Print out every record exactly as it appears.

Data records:
>> start

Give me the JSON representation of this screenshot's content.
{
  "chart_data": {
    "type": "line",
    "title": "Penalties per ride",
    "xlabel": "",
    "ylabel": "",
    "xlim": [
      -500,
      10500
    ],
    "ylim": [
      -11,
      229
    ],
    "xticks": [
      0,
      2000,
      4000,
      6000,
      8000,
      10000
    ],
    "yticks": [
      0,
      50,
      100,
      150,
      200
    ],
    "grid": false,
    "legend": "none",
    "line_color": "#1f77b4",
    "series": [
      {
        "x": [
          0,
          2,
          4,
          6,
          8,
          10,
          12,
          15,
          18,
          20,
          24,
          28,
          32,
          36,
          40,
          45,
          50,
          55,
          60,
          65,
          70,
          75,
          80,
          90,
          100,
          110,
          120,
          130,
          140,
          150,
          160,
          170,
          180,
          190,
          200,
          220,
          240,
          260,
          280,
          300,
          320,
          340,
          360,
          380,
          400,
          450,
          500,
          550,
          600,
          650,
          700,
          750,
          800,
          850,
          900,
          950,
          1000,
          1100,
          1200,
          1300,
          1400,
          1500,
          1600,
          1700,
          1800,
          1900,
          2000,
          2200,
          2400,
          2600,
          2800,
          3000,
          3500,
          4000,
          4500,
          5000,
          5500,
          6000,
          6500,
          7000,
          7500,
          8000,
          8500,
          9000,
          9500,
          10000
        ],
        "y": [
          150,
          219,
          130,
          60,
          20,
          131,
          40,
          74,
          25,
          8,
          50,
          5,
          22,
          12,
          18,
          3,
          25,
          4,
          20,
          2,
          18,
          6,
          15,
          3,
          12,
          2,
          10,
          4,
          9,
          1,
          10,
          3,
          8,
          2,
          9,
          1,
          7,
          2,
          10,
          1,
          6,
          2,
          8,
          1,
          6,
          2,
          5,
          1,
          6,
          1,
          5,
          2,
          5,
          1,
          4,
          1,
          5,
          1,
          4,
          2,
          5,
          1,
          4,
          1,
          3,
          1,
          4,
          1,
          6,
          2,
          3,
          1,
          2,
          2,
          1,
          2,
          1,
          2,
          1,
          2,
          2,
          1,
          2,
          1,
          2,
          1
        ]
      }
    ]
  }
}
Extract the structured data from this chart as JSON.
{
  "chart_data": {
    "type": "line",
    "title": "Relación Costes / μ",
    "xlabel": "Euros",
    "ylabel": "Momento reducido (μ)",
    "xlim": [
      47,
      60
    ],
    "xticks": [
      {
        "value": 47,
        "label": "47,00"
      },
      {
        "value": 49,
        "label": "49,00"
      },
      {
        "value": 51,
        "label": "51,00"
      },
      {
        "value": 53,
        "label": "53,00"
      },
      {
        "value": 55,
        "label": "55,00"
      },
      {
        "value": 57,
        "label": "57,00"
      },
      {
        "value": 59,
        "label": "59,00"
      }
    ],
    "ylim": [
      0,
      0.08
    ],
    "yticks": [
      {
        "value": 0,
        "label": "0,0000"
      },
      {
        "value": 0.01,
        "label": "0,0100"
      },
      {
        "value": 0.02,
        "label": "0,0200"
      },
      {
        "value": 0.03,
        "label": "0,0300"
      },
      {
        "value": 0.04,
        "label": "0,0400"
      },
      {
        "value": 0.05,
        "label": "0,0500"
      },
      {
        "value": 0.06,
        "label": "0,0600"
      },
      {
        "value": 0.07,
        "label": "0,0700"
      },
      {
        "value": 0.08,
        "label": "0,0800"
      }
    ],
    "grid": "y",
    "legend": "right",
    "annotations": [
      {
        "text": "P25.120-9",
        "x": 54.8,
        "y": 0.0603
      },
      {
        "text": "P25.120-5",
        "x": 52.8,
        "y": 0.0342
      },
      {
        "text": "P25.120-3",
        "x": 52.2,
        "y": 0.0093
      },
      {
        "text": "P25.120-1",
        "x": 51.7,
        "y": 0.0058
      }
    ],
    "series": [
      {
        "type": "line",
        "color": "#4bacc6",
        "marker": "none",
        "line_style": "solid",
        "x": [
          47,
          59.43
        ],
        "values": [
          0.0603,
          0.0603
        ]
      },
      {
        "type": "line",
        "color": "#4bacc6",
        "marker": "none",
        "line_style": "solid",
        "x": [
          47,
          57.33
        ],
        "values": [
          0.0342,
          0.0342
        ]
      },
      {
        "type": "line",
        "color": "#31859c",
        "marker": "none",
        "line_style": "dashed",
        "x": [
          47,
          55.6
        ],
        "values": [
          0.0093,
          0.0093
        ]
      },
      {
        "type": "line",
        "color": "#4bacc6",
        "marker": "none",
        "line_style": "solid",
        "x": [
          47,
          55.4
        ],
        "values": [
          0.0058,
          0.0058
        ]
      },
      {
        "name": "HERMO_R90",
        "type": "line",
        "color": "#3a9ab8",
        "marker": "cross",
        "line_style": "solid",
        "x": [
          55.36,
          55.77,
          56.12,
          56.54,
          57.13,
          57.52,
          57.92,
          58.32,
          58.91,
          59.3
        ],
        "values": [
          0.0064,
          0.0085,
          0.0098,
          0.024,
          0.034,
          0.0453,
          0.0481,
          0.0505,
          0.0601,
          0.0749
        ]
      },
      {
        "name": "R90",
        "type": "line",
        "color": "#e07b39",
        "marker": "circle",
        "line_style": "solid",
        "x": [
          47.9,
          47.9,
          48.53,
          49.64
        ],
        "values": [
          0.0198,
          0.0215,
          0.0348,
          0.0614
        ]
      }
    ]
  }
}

>> end

SOLUTION FOR THIS PROBLEM
Give me the JSON representation of this screenshot's content.
{
  "chart_data": {
    "type": "line",
    "title": "Penalties per ride",
    "xlabel": "",
    "ylabel": "",
    "xlim": [
      -500,
      10500
    ],
    "ylim": [
      -11,
      229
    ],
    "xticks": [
      0,
      2000,
      4000,
      6000,
      8000,
      10000
    ],
    "yticks": [
      0,
      50,
      100,
      150,
      200
    ],
    "grid": false,
    "legend": "none",
    "line_color": "#1f77b4",
    "series": [
      {
        "x": [
          0,
          2,
          4,
          6,
          8,
          10,
          12,
          15,
          18,
          20,
          24,
          28,
          32,
          36,
          40,
          45,
          50,
          55,
          60,
          65,
          70,
          75,
          80,
          90,
          100,
          110,
          120,
          130,
          140,
          150,
          160,
          170,
          180,
          190,
          200,
          220,
          240,
          260,
          280,
          300,
          320,
          340,
          360,
          380,
          400,
          450,
          500,
          550,
          600,
          650,
          700,
          750,
          800,
          850,
          900,
          950,
          1000,
          1100,
          1200,
          1300,
          1400,
          1500,
          1600,
          1700,
          1800,
          1900,
          2000,
          2200,
          2400,
          2600,
          2800,
          3000,
          3500,
          4000,
          4500,
          5000,
          5500,
          6000,
          6500,
          7000,
          7500,
          8000,
          8500,
          9000,
          9500,
          10000
        ],
        "y": [
          150,
          219,
          130,
          60,
          20,
          131,
          40,
          74,
          25,
          8,
          50,
          5,
          22,
          12,
          18,
          3,
          25,
          4,
          20,
          2,
          18,
          6,
          15,
          3,
          12,
          2,
          10,
          4,
          9,
          1,
          10,
          3,
          8,
          2,
          9,
          1,
          7,
          2,
          10,
          1,
          6,
          2,
          8,
          1,
          6,
          2,
          5,
          1,
          6,
          1,
          5,
          2,
          5,
          1,
          4,
          1,
          5,
          1,
          4,
          2,
          5,
          1,
          4,
          1,
          3,
          1,
          4,
          1,
          6,
          2,
          3,
          1,
          2,
          2,
          1,
          2,
          1,
          2,
          1,
          2,
          2,
          1,
          2,
          1,
          2,
          1
        ]
      }
    ]
  }
}
Extract the structured data from this chart as JSON.
{
  "chart_data": {
    "type": "line",
    "title": "Relación Costes / μ",
    "xlabel": "Euros",
    "ylabel": "Momento reducido (μ)",
    "xlim": [
      47,
      60
    ],
    "xticks": [
      {
        "value": 47,
        "label": "47,00"
      },
      {
        "value": 49,
        "label": "49,00"
      },
      {
        "value": 51,
        "label": "51,00"
      },
      {
        "value": 53,
        "label": "53,00"
      },
      {
        "value": 55,
        "label": "55,00"
      },
      {
        "value": 57,
        "label": "57,00"
      },
      {
        "value": 59,
        "label": "59,00"
      }
    ],
    "ylim": [
      0,
      0.08
    ],
    "yticks": [
      {
        "value": 0,
        "label": "0,0000"
      },
      {
        "value": 0.01,
        "label": "0,0100"
      },
      {
        "value": 0.02,
        "label": "0,0200"
      },
      {
        "value": 0.03,
        "label": "0,0300"
      },
      {
        "value": 0.04,
        "label": "0,0400"
      },
      {
        "value": 0.05,
        "label": "0,0500"
      },
      {
        "value": 0.06,
        "label": "0,0600"
      },
      {
        "value": 0.07,
        "label": "0,0700"
      },
      {
        "value": 0.08,
        "label": "0,0800"
      }
    ],
    "grid": "y",
    "legend": "right",
    "annotations": [
      {
        "text": "P25.120-9",
        "x": 54.8,
        "y": 0.0603
      },
      {
        "text": "P25.120-5",
        "x": 52.8,
        "y": 0.0342
      },
      {
        "text": "P25.120-3",
        "x": 52.2,
        "y": 0.0093
      },
      {
        "text": "P25.120-1",
        "x": 51.7,
        "y": 0.0058
      }
    ],
    "series": [
      {
        "type": "line",
        "color": "#4bacc6",
        "marker": "none",
        "line_style": "solid",
        "x": [
          47,
          59.43
        ],
        "values": [
          0.0603,
          0.0603
        ]
      },
      {
        "type": "line",
        "color": "#4bacc6",
        "marker": "none",
        "line_style": "solid",
        "x": [
          47,
          57.33
        ],
        "values": [
          0.0342,
          0.0342
        ]
      },
      {
        "type": "line",
        "color": "#31859c",
        "marker": "none",
        "line_style": "dashed",
        "x": [
          47,
          55.6
        ],
        "values": [
          0.0093,
          0.0093
        ]
      },
      {
        "type": "line",
        "color": "#4bacc6",
        "marker": "none",
        "line_style": "solid",
        "x": [
          47,
          55.4
        ],
        "values": [
          0.0058,
          0.0058
        ]
      },
      {
        "name": "HERMO_R90",
        "type": "line",
        "color": "#3a9ab8",
        "marker": "cross",
        "line_style": "solid",
        "x": [
          55.36,
          55.77,
          56.12,
          56.54,
          57.13,
          57.52,
          57.92,
          58.32,
          58.91,
          59.3
        ],
        "values": [
          0.0064,
          0.0085,
          0.0098,
          0.024,
          0.034,
          0.0453,
          0.0481,
          0.0505,
          0.0601,
          0.0749
        ]
      },
      {
        "name": "R90",
        "type": "line",
        "color": "#e07b39",
        "marker": "circle",
        "line_style": "solid",
        "x": [
          47.9,
          47.9,
          48.53,
          49.64
        ],
        "values": [
          0.0198,
          0.0215,
          0.0348,
          0.0614
        ]
      }
    ]
  }
}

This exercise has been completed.